Exercise details = Give back all the data exactly, line by line.

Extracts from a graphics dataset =
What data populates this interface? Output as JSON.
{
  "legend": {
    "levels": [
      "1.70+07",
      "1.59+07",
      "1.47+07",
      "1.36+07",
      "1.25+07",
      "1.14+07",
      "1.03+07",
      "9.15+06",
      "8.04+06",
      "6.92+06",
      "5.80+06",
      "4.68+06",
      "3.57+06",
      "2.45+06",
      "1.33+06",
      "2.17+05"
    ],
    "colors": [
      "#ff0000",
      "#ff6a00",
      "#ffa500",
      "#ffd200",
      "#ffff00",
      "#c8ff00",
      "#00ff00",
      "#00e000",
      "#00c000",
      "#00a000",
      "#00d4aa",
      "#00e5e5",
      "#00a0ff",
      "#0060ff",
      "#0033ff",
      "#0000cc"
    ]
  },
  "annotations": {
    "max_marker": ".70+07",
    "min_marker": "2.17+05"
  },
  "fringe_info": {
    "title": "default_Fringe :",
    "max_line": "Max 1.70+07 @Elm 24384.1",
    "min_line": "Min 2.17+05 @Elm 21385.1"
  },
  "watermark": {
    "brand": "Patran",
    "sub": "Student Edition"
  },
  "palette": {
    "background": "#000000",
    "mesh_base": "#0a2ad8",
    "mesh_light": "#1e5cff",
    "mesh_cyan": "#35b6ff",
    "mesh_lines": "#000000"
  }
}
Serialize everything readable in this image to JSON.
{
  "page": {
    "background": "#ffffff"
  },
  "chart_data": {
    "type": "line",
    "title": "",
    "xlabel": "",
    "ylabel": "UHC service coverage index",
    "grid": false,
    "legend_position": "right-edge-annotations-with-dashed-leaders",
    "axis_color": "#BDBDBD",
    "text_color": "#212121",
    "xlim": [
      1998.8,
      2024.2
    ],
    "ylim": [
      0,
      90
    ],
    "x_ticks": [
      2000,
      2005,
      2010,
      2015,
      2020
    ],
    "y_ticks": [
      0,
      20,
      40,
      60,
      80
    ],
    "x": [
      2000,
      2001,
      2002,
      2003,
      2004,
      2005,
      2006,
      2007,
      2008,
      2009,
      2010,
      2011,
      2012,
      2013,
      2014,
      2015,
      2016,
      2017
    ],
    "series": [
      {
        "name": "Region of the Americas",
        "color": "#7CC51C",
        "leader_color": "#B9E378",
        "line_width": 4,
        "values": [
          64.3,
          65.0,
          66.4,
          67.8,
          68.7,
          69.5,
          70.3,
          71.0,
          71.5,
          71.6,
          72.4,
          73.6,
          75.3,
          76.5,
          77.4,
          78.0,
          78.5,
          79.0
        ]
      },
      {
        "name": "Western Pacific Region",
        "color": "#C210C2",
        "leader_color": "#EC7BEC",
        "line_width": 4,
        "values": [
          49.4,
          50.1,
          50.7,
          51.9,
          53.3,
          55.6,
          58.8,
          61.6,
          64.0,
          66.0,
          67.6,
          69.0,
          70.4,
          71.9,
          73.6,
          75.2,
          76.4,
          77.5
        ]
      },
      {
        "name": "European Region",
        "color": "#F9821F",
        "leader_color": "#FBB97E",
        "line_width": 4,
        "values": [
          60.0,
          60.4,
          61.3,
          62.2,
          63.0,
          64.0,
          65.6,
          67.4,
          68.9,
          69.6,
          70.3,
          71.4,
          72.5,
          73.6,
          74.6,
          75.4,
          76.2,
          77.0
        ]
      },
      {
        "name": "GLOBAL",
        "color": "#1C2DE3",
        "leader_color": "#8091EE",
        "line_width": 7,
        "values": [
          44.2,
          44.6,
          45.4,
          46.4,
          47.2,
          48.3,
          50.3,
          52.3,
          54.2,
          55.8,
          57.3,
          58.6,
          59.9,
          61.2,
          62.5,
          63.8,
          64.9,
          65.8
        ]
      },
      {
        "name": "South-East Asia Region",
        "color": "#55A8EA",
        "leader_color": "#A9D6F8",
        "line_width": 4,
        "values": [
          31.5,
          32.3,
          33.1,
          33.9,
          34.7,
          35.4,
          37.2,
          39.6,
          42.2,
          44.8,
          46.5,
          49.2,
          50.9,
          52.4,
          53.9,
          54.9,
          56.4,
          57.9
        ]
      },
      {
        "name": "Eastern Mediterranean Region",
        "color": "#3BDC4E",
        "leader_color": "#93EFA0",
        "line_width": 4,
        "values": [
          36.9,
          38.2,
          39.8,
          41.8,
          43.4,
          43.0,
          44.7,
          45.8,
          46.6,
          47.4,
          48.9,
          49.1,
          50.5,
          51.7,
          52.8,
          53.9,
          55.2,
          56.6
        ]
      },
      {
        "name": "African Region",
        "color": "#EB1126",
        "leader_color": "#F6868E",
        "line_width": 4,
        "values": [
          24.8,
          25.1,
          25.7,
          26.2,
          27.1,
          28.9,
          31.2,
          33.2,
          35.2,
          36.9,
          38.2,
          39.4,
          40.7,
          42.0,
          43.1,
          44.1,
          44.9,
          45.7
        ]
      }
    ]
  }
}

Response =
What data populates this interface? Output as JSON.
{
  "legend": {
    "levels": [
      "1.70+07",
      "1.59+07",
      "1.47+07",
      "1.36+07",
      "1.25+07",
      "1.14+07",
      "1.03+07",
      "9.15+06",
      "8.04+06",
      "6.92+06",
      "5.80+06",
      "4.68+06",
      "3.57+06",
      "2.45+06",
      "1.33+06",
      "2.17+05"
    ],
    "colors": [
      "#ff0000",
      "#ff6a00",
      "#ffa500",
      "#ffd200",
      "#ffff00",
      "#c8ff00",
      "#00ff00",
      "#00e000",
      "#00c000",
      "#00a000",
      "#00d4aa",
      "#00e5e5",
      "#00a0ff",
      "#0060ff",
      "#0033ff",
      "#0000cc"
    ]
  },
  "annotations": {
    "max_marker": ".70+07",
    "min_marker": "2.17+05"
  },
  "fringe_info": {
    "title": "default_Fringe :",
    "max_line": "Max 1.70+07 @Elm 24384.1",
    "min_line": "Min 2.17+05 @Elm 21385.1"
  },
  "watermark": {
    "brand": "Patran",
    "sub": "Student Edition"
  },
  "palette": {
    "background": "#000000",
    "mesh_base": "#0a2ad8",
    "mesh_light": "#1e5cff",
    "mesh_cyan": "#35b6ff",
    "mesh_lines": "#000000"
  }
}
Serialize everything readable in this image to JSON.
{
  "page": {
    "background": "#ffffff"
  },
  "chart_data": {
    "type": "line",
    "title": "",
    "xlabel": "",
    "ylabel": "UHC service coverage index",
    "grid": false,
    "legend_position": "right-edge-annotations-with-dashed-leaders",
    "axis_color": "#BDBDBD",
    "text_color": "#212121",
    "xlim": [
      1998.8,
      2024.2
    ],
    "ylim": [
      0,
      90
    ],
    "x_ticks": [
      2000,
      2005,
      2010,
      2015,
      2020
    ],
    "y_ticks": [
      0,
      20,
      40,
      60,
      80
    ],
    "x": [
      2000,
      2001,
      2002,
      2003,
      2004,
      2005,
      2006,
      2007,
      2008,
      2009,
      2010,
      2011,
      2012,
      2013,
      2014,
      2015,
      2016,
      2017
    ],
    "series": [
      {
        "name": "Region of the Americas",
        "color": "#7CC51C",
        "leader_color": "#B9E378",
        "line_width": 4,
        "values": [
          64.3,
          65.0,
          66.4,
          67.8,
          68.7,
          69.5,
          70.3,
          71.0,
          71.5,
          71.6,
          72.4,
          73.6,
          75.3,
          76.5,
          77.4,
          78.0,
          78.5,
          79.0
        ]
      },
      {
        "name": "Western Pacific Region",
        "color": "#C210C2",
        "leader_color": "#EC7BEC",
        "line_width": 4,
        "values": [
          49.4,
          50.1,
          50.7,
          51.9,
          53.3,
          55.6,
          58.8,
          61.6,
          64.0,
          66.0,
          67.6,
          69.0,
          70.4,
          71.9,
          73.6,
          75.2,
          76.4,
          77.5
        ]
      },
      {
        "name": "European Region",
        "color": "#F9821F",
        "leader_color": "#FBB97E",
        "line_width": 4,
        "values": [
          60.0,
          60.4,
          61.3,
          62.2,
          63.0,
          64.0,
          65.6,
          67.4,
          68.9,
          69.6,
          70.3,
          71.4,
          72.5,
          73.6,
          74.6,
          75.4,
          76.2,
          77.0
        ]
      },
      {
        "name": "GLOBAL",
        "color": "#1C2DE3",
        "leader_color": "#8091EE",
        "line_width": 7,
        "values": [
          44.2,
          44.6,
          45.4,
          46.4,
          47.2,
          48.3,
          50.3,
          52.3,
          54.2,
          55.8,
          57.3,
          58.6,
          59.9,
          61.2,
          62.5,
          63.8,
          64.9,
          65.8
        ]
      },
      {
        "name": "South-East Asia Region",
        "color": "#55A8EA",
        "leader_color": "#A9D6F8",
        "line_width": 4,
        "values": [
          31.5,
          32.3,
          33.1,
          33.9,
          34.7,
          35.4,
          37.2,
          39.6,
          42.2,
          44.8,
          46.5,
          49.2,
          50.9,
          52.4,
          53.9,
          54.9,
          56.4,
          57.9
        ]
      },
      {
        "name": "Eastern Mediterranean Region",
        "color": "#3BDC4E",
        "leader_color": "#93EFA0",
        "line_width": 4,
        "values": [
          36.9,
          38.2,
          39.8,
          41.8,
          43.4,
          43.0,
          44.7,
          45.8,
          46.6,
          47.4,
          48.9,
          49.1,
          50.5,
          51.7,
          52.8,
          53.9,
          55.2,
          56.6
        ]
      },
      {
        "name": "African Region",
        "color": "#EB1126",
        "leader_color": "#F6868E",
        "line_width": 4,
        "values": [
          24.8,
          25.1,
          25.7,
          26.2,
          27.1,
          28.9,
          31.2,
          33.2,
          35.2,
          36.9,
          38.2,
          39.4,
          40.7,
          42.0,
          43.1,
          44.1,
          44.9,
          45.7
        ]
      }
    ]
  }
}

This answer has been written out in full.